Exercise description: Nothing but a number should be given: the count of lines in the listing that include "JSON".

====

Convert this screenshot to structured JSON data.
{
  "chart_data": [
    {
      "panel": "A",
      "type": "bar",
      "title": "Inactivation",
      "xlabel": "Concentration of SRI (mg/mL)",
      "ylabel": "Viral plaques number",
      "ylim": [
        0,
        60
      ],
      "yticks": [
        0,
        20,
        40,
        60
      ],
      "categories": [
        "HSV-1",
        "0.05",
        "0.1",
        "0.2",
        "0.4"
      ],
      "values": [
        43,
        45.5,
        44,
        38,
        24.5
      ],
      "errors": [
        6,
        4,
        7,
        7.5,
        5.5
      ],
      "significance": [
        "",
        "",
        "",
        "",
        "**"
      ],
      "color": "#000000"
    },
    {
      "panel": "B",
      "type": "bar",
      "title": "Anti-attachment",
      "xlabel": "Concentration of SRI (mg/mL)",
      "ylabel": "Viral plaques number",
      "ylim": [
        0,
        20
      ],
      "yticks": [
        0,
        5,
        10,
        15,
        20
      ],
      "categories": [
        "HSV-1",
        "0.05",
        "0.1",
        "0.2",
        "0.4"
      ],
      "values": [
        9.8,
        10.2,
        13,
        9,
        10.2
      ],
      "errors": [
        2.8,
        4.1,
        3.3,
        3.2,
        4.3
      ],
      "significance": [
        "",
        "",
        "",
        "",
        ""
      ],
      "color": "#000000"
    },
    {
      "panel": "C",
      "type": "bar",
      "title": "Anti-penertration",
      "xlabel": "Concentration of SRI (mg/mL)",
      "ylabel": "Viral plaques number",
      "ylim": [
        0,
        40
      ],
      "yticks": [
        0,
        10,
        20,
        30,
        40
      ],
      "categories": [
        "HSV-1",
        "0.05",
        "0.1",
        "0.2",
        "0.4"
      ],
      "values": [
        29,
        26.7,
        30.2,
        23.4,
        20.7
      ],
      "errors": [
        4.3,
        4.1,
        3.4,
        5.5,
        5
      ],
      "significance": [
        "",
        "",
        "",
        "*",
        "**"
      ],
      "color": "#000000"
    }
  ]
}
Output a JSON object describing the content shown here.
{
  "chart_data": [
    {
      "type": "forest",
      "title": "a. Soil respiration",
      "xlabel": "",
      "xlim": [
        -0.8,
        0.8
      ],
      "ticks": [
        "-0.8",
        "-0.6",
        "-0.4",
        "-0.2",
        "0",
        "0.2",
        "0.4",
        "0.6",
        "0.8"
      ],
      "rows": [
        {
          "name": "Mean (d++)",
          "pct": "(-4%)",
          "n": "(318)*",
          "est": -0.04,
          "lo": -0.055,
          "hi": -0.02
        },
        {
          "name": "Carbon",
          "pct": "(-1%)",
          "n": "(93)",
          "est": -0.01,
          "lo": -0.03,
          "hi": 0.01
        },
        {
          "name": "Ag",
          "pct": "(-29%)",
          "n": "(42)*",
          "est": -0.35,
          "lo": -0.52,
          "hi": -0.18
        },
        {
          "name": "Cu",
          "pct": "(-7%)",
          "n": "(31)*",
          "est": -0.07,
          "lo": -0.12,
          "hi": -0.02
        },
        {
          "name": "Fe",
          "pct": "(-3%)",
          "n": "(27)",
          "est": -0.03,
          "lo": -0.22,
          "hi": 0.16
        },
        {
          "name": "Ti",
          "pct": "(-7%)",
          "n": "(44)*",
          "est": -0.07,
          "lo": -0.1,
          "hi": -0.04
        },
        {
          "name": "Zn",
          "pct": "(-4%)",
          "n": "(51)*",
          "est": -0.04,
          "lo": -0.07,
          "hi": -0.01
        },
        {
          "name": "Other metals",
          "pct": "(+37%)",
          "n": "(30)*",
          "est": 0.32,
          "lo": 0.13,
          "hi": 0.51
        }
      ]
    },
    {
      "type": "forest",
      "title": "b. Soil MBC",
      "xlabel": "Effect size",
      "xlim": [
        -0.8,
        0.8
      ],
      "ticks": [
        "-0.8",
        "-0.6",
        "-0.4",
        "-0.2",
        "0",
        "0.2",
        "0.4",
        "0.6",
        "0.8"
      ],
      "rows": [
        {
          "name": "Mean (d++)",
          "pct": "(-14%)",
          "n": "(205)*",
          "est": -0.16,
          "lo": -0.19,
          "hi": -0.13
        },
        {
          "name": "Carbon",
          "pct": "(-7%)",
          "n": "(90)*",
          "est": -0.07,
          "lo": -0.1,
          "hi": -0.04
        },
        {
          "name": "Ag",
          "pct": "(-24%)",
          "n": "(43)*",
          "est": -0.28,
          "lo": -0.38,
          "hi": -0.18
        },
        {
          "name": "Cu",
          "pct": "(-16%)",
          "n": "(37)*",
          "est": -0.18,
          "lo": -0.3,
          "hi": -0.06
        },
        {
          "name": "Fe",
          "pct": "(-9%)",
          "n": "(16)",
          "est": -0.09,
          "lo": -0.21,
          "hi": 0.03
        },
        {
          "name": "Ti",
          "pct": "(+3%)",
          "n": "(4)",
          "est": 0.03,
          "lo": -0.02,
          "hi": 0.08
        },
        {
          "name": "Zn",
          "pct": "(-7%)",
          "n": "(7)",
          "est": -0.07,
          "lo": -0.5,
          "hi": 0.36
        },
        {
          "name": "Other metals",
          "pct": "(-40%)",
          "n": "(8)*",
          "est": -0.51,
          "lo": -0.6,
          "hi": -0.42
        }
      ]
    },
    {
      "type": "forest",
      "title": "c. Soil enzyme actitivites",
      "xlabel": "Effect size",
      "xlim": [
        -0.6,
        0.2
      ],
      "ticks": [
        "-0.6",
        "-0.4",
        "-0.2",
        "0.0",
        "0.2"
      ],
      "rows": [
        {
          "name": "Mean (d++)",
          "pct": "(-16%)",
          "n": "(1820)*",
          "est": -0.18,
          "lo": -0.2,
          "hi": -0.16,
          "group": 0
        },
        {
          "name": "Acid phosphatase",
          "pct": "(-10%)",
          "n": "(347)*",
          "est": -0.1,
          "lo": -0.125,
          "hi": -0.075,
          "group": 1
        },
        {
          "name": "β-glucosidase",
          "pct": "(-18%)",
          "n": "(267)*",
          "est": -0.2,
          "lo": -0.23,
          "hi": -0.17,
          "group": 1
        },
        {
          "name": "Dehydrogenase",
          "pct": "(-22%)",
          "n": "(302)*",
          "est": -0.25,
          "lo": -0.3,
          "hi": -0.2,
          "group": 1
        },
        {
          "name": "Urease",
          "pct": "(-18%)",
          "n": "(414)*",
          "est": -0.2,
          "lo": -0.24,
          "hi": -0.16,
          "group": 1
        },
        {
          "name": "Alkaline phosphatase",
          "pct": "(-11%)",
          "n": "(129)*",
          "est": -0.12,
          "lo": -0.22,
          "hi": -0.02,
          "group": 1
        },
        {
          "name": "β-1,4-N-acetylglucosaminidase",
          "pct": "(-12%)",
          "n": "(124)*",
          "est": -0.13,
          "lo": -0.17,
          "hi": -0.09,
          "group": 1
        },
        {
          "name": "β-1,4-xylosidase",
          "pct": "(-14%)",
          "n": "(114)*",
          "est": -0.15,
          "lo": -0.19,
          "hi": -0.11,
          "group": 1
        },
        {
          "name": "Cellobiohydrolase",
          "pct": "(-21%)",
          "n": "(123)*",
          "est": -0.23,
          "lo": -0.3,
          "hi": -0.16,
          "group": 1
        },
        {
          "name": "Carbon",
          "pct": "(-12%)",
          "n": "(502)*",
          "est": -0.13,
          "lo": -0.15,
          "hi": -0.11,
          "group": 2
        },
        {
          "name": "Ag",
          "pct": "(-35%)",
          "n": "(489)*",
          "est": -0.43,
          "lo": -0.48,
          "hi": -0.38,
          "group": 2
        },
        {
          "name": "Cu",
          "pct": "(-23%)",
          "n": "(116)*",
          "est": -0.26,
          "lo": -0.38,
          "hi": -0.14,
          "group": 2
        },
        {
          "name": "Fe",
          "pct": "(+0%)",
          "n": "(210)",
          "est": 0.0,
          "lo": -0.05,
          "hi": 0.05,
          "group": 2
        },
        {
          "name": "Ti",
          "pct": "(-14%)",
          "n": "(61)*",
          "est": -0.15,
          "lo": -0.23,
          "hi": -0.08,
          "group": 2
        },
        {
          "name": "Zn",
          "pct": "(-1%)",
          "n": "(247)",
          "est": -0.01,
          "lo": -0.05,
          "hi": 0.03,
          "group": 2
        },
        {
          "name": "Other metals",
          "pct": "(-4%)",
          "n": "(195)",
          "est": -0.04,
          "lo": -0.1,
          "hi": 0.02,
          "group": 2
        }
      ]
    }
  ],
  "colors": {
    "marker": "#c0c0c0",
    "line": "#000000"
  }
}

====

Answer to this exercise: 2